SHORT PROBLEM: Each line of the material must be returned exactly.

MATERIALS PROVIDED:
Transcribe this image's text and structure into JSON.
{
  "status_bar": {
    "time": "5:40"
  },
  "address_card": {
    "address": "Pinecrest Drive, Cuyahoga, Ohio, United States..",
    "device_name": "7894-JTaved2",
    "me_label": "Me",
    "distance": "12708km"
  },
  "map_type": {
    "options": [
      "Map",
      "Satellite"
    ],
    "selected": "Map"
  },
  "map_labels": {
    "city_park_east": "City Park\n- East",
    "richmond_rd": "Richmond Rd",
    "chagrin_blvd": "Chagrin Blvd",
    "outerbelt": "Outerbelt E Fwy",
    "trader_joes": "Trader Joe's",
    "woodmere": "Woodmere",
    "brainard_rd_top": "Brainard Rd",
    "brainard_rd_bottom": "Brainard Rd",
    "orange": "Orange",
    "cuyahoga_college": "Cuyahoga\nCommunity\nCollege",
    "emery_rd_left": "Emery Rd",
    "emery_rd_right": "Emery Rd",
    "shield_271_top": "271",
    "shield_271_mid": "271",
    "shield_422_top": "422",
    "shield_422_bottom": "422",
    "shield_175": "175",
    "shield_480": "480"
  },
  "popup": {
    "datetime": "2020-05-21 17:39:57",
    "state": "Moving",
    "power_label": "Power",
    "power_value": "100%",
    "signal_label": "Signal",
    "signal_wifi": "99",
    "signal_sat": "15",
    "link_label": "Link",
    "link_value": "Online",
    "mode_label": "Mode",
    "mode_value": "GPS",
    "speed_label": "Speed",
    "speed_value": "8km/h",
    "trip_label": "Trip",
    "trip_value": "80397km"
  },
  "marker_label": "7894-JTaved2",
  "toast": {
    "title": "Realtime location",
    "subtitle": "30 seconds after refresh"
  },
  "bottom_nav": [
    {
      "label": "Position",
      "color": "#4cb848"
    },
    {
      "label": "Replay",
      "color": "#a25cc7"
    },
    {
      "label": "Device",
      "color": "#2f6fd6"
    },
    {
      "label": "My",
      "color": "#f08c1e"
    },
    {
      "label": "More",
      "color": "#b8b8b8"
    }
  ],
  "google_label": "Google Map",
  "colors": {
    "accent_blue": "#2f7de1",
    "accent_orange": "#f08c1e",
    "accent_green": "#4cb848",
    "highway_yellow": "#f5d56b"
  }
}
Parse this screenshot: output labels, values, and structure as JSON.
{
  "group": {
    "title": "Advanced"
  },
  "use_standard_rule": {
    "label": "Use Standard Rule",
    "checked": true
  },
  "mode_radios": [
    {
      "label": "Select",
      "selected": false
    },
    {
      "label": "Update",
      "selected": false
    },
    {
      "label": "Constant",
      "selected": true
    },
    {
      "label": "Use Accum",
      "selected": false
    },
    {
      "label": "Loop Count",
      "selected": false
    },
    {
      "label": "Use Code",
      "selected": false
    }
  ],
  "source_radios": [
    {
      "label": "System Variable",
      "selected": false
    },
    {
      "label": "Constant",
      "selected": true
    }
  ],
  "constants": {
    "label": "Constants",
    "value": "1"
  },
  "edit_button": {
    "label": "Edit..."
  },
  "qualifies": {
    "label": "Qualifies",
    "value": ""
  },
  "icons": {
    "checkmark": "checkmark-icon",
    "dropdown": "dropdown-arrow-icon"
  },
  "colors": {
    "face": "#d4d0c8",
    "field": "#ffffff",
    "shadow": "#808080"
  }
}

WRITTEN SOLUTION:
Transcribe this image's text and structure into JSON.
{
  "status_bar": {
    "time": "5:40"
  },
  "address_card": {
    "address": "Pinecrest Drive, Cuyahoga, Ohio, United States..",
    "device_name": "7894-JTaved2",
    "me_label": "Me",
    "distance": "12708km"
  },
  "map_type": {
    "options": [
      "Map",
      "Satellite"
    ],
    "selected": "Map"
  },
  "map_labels": {
    "city_park_east": "City Park\n- East",
    "richmond_rd": "Richmond Rd",
    "chagrin_blvd": "Chagrin Blvd",
    "outerbelt": "Outerbelt E Fwy",
    "trader_joes": "Trader Joe's",
    "woodmere": "Woodmere",
    "brainard_rd_top": "Brainard Rd",
    "brainard_rd_bottom": "Brainard Rd",
    "orange": "Orange",
    "cuyahoga_college": "Cuyahoga\nCommunity\nCollege",
    "emery_rd_left": "Emery Rd",
    "emery_rd_right": "Emery Rd",
    "shield_271_top": "271",
    "shield_271_mid": "271",
    "shield_422_top": "422",
    "shield_422_bottom": "422",
    "shield_175": "175",
    "shield_480": "480"
  },
  "popup": {
    "datetime": "2020-05-21 17:39:57",
    "state": "Moving",
    "power_label": "Power",
    "power_value": "100%",
    "signal_label": "Signal",
    "signal_wifi": "99",
    "signal_sat": "15",
    "link_label": "Link",
    "link_value": "Online",
    "mode_label": "Mode",
    "mode_value": "GPS",
    "speed_label": "Speed",
    "speed_value": "8km/h",
    "trip_label": "Trip",
    "trip_value": "80397km"
  },
  "marker_label": "7894-JTaved2",
  "toast": {
    "title": "Realtime location",
    "subtitle": "30 seconds after refresh"
  },
  "bottom_nav": [
    {
      "label": "Position",
      "color": "#4cb848"
    },
    {
      "label": "Replay",
      "color": "#a25cc7"
    },
    {
      "label": "Device",
      "color": "#2f6fd6"
    },
    {
      "label": "My",
      "color": "#f08c1e"
    },
    {
      "label": "More",
      "color": "#b8b8b8"
    }
  ],
  "google_label": "Google Map",
  "colors": {
    "accent_blue": "#2f7de1",
    "accent_orange": "#f08c1e",
    "accent_green": "#4cb848",
    "highway_yellow": "#f5d56b"
  }
}
Parse this screenshot: output labels, values, and structure as JSON.
{
  "group": {
    "title": "Advanced"
  },
  "use_standard_rule": {
    "label": "Use Standard Rule",
    "checked": true
  },
  "mode_radios": [
    {
      "label": "Select",
      "selected": false
    },
    {
      "label": "Update",
      "selected": false
    },
    {
      "label": "Constant",
      "selected": true
    },
    {
      "label": "Use Accum",
      "selected": false
    },
    {
      "label": "Loop Count",
      "selected": false
    },
    {
      "label": "Use Code",
      "selected": false
    }
  ],
  "source_radios": [
    {
      "label": "System Variable",
      "selected": false
    },
    {
      "label": "Constant",
      "selected": true
    }
  ],
  "constants": {
    "label": "Constants",
    "value": "1"
  },
  "edit_button": {
    "label": "Edit..."
  },
  "qualifies": {
    "label": "Qualifies",
    "value": ""
  },
  "icons": {
    "checkmark": "checkmark-icon",
    "dropdown": "dropdown-arrow-icon"
  },
  "colors": {
    "face": "#d4d0c8",
    "field": "#ffffff",
    "shadow": "#808080"
  }
}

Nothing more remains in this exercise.